▸ **REQUIRED WORK**:
Find the lines holding the string "this" in the data, then copy all of them.

▸ **DATASET EXTRACT**:
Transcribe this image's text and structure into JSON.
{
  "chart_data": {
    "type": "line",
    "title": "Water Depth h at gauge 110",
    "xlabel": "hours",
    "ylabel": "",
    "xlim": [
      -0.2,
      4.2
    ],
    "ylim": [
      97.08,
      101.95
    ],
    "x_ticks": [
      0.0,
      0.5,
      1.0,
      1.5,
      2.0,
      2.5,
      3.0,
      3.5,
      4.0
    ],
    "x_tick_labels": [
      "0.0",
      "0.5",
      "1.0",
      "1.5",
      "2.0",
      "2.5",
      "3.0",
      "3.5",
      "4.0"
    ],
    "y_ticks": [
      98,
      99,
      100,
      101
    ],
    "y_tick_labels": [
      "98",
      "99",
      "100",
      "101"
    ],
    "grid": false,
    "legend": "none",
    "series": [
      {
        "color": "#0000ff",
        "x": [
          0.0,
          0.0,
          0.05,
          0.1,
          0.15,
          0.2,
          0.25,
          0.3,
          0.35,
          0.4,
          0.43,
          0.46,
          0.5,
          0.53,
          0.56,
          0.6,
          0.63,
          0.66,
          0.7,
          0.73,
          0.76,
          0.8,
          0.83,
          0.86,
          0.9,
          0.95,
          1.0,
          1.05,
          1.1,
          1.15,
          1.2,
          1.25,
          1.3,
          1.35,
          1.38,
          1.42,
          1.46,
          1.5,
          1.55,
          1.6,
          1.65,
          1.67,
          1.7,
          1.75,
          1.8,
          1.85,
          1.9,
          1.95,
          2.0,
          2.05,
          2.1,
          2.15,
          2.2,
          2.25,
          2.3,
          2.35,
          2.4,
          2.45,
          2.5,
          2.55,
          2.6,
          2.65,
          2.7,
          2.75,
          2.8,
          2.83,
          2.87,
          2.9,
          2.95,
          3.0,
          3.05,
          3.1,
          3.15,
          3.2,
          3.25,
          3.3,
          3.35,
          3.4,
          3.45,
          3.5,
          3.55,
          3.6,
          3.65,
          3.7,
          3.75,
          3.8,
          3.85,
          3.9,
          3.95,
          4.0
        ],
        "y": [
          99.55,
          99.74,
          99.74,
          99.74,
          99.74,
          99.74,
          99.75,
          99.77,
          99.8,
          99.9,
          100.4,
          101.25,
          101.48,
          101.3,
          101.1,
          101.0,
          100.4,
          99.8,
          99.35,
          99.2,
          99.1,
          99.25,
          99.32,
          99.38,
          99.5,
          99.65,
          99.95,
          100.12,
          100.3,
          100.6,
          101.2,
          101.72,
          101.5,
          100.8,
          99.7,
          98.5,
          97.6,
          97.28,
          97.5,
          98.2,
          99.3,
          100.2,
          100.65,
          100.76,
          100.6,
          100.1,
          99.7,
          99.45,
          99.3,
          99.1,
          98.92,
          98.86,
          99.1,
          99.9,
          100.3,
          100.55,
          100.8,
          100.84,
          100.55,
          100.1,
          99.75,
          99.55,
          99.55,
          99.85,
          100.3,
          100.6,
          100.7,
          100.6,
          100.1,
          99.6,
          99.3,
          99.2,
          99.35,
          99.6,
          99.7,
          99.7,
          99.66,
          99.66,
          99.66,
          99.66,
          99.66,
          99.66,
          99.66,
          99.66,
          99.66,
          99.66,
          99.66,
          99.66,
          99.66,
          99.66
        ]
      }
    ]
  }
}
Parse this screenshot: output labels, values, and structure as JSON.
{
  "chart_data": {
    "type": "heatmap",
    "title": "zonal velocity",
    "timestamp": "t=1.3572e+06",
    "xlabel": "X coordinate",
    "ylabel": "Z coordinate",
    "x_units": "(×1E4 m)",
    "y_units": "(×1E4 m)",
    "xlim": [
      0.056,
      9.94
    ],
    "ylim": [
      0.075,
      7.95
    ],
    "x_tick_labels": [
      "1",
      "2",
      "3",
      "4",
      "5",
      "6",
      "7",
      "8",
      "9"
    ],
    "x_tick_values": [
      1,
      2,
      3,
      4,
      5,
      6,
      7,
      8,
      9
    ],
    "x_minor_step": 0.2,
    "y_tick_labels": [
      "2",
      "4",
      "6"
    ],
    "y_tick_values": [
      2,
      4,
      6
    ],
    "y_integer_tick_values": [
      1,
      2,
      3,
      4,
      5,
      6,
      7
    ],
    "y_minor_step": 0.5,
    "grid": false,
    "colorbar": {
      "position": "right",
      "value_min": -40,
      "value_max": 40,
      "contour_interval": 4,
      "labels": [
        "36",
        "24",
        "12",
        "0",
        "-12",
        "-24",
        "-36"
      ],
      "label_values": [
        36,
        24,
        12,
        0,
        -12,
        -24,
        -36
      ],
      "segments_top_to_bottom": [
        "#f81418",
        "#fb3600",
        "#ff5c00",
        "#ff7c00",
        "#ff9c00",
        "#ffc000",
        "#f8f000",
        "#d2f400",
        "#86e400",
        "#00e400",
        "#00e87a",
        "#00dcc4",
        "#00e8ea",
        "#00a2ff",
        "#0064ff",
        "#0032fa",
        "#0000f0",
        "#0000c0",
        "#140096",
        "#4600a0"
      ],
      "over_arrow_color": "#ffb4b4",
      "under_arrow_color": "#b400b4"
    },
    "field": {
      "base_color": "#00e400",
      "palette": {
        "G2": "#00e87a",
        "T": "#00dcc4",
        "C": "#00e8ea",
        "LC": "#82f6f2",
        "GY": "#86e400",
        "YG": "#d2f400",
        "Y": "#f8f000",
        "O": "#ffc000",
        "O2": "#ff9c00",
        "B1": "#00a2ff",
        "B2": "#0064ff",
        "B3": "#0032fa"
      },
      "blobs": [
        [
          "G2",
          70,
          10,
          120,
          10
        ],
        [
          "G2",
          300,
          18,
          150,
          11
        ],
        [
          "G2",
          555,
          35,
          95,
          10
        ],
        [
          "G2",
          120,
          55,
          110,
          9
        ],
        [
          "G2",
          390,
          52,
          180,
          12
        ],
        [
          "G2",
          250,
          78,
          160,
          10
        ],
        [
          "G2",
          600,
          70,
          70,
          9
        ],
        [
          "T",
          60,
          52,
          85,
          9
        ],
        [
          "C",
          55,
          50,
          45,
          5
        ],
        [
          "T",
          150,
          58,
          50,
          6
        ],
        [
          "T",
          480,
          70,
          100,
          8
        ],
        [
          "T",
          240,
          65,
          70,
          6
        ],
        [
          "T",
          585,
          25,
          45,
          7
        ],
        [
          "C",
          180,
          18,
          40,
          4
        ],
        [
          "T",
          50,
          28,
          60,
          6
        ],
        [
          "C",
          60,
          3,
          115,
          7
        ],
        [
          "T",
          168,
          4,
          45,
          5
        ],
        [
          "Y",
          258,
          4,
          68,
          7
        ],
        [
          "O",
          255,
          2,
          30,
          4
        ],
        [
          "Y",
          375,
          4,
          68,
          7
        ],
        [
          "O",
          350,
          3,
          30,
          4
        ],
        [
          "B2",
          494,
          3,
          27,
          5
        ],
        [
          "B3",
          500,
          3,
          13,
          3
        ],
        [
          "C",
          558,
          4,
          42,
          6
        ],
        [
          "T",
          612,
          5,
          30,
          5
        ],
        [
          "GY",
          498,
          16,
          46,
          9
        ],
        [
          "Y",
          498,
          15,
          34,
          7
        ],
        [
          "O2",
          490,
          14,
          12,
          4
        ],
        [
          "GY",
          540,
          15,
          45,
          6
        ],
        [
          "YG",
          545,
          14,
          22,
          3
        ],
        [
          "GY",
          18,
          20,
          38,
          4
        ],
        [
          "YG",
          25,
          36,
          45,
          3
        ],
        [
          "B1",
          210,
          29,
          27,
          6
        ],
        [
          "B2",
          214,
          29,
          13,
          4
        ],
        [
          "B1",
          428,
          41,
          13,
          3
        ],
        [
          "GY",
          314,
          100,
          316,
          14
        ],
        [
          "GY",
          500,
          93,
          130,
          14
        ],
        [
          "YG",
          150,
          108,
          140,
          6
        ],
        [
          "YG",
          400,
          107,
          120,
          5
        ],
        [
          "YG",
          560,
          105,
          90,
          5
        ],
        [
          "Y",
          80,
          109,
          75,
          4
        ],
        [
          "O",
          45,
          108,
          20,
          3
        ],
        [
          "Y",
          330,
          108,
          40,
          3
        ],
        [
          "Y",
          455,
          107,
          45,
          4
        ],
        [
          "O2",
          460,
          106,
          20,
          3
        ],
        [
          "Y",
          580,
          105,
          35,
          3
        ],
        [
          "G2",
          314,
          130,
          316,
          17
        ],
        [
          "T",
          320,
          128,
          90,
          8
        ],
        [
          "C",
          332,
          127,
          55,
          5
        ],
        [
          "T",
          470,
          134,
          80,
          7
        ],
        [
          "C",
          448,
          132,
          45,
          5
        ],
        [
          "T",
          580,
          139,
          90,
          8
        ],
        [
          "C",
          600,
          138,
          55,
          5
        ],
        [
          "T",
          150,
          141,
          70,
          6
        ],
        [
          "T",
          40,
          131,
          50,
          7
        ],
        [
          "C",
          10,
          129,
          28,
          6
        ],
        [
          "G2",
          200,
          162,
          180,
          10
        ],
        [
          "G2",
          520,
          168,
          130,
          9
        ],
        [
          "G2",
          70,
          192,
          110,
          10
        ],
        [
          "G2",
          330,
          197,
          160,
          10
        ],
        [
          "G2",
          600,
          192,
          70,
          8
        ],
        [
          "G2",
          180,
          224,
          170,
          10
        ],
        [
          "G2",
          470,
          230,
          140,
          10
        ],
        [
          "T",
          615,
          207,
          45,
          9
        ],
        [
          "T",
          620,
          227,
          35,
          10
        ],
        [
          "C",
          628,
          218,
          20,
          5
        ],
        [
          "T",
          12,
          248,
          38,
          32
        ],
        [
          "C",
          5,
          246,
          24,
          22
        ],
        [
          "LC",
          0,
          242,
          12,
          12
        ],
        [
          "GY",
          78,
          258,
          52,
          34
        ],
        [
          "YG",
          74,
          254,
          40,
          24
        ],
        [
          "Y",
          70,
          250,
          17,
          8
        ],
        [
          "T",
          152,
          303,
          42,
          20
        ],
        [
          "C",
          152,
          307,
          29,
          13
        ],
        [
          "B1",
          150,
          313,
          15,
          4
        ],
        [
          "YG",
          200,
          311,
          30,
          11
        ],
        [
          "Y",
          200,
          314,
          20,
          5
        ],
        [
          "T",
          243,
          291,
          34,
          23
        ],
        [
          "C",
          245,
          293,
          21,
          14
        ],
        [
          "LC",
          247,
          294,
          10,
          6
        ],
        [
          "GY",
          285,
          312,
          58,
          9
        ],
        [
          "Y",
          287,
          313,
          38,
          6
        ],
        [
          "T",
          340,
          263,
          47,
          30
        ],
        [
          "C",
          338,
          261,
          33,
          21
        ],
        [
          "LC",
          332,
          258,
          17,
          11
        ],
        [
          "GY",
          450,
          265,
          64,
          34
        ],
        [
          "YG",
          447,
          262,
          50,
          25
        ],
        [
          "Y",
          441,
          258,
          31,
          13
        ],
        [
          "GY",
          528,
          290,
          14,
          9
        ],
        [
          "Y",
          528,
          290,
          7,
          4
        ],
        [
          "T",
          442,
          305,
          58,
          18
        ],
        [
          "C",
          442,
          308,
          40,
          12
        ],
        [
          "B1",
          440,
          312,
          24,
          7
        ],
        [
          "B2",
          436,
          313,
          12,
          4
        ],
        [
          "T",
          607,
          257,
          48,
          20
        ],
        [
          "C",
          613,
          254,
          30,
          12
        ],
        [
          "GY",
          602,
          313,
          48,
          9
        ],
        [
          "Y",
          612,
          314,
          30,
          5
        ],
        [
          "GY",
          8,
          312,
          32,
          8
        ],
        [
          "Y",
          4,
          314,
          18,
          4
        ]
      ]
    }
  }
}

▸ **THE RESPONSE**:
Transcribe this image's text and structure into JSON.
Parse this screenshot: output labels, values, and structure as JSON.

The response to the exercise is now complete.